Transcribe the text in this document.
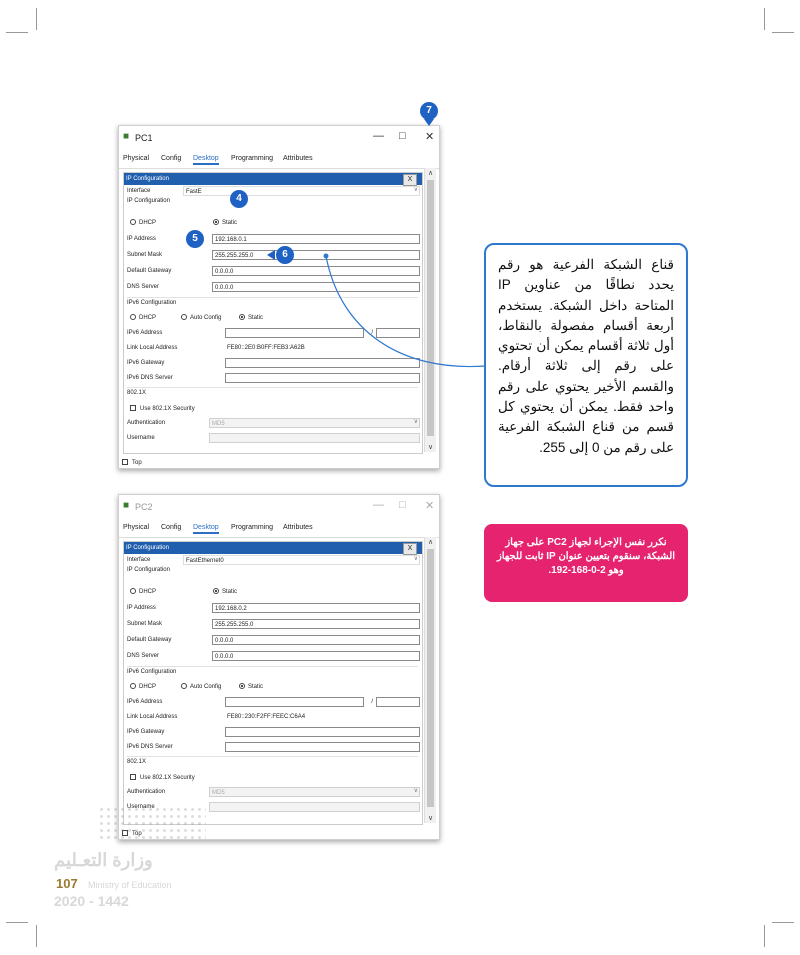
■ PC1	— □ ✕
Physical Config Desktop Programming Attributes
IP Configuration	X
Interface	FastE	∨
IP Configuration
DHCP	Static
IP Address	192.168.0.1
Subnet Mask	255.255.255.0
Default Gateway	0.0.0.0
DNS Server	0.0.0.0
IPv6 Configuration
DHCP	Auto Config	Static
IPv6 Address	/
Link Local Address	FE80::2E0:B0FF:FEB3:A62B
IPv6 Gateway
IPv6 DNS Server
802.1X
Use 802.1X Security
Authentication	MD5	∨
Username
∧
∨
Top
■ PC2	— □ ✕
Physical Config Desktop Programming Attributes
IP Configuration	X
Interface	FastEthernet0	∨
IP Configuration
DHCP	Static
IP Address	192.168.0.2
Subnet Mask	255.255.255.0
Default Gateway	0.0.0.0
DNS Server	0.0.0.0
IPv6 Configuration
DHCP	Auto Config	Static
IPv6 Address	/
Link Local Address	FE80::230:F2FF:FEEC:C6A4
IPv6 Gateway
IPv6 DNS Server
802.1X
Use 802.1X Security
Authentication	MD5	∨
Username
∧
∨
Top
7
4
5
6
قناع الشبكة الفرعية هو رقم يحدد نطاقًا من عناوين IP المتاحة داخل الشبكة. يستخدم أربعة أقسام مفصولة بالنقاط، أول ثلاثة أقسام يمكن أن تحتوي على رقم إلى ثلاثة أرقام. والقسم الأخير يحتوي على رقم واحد فقط. يمكن أن يحتوي كل قسم من قناع الشبكة الفرعية على رقم من 0 إلى 255.
نكرر نفس الإجراء لجهاز PC2 على جهاز الشبكة، سنقوم بتعيين عنوان IP ثابت للجهاز وهو 2-0-168-192.
وزارة التعـليم
107 Ministry of Education
2020 - 1442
------------------------------------------------------------------------
Write out all the entries exactly, except for the pictures.

■ Result of the task ■
Transcribe the text in this document.
■ PC1	— □ ✕
Physical Config Desktop Programming Attributes
IP Configuration	X
Interface	FastE	∨
IP Configuration
DHCP	Static
IP Address	192.168.0.1
Subnet Mask	255.255.255.0
Default Gateway	0.0.0.0
DNS Server	0.0.0.0
IPv6 Configuration
DHCP	Auto Config	Static
IPv6 Address	/
Link Local Address	FE80::2E0:B0FF:FEB3:A62B
IPv6 Gateway
IPv6 DNS Server
802.1X
Use 802.1X Security
Authentication	MD5	∨
Username
∧
∨
Top
■ PC2	— □ ✕
Physical Config Desktop Programming Attributes
IP Configuration	X
Interface	FastEthernet0	∨
IP Configuration
DHCP	Static
IP Address	192.168.0.2
Subnet Mask	255.255.255.0
Default Gateway	0.0.0.0
DNS Server	0.0.0.0
IPv6 Configuration
DHCP	Auto Config	Static
IPv6 Address	/
Link Local Address	FE80::230:F2FF:FEEC:C6A4
IPv6 Gateway
IPv6 DNS Server
802.1X
Use 802.1X Security
Authentication	MD5	∨
Username
∧
∨
Top
7
4
5
6
قناع الشبكة الفرعية هو رقم يحدد نطاقًا من عناوين IP المتاحة داخل الشبكة. يستخدم أربعة أقسام مفصولة بالنقاط، أول ثلاثة أقسام يمكن أن تحتوي على رقم إلى ثلاثة أرقام. والقسم الأخير يحتوي على رقم واحد فقط. يمكن أن يحتوي كل قسم من قناع الشبكة الفرعية على رقم من 0 إلى 255.
نكرر نفس الإجراء لجهاز PC2 على جهاز الشبكة، سنقوم بتعيين عنوان IP ثابت للجهاز وهو 2-0-168-192.
وزارة التعـليم
107 Ministry of Education
2020 - 1442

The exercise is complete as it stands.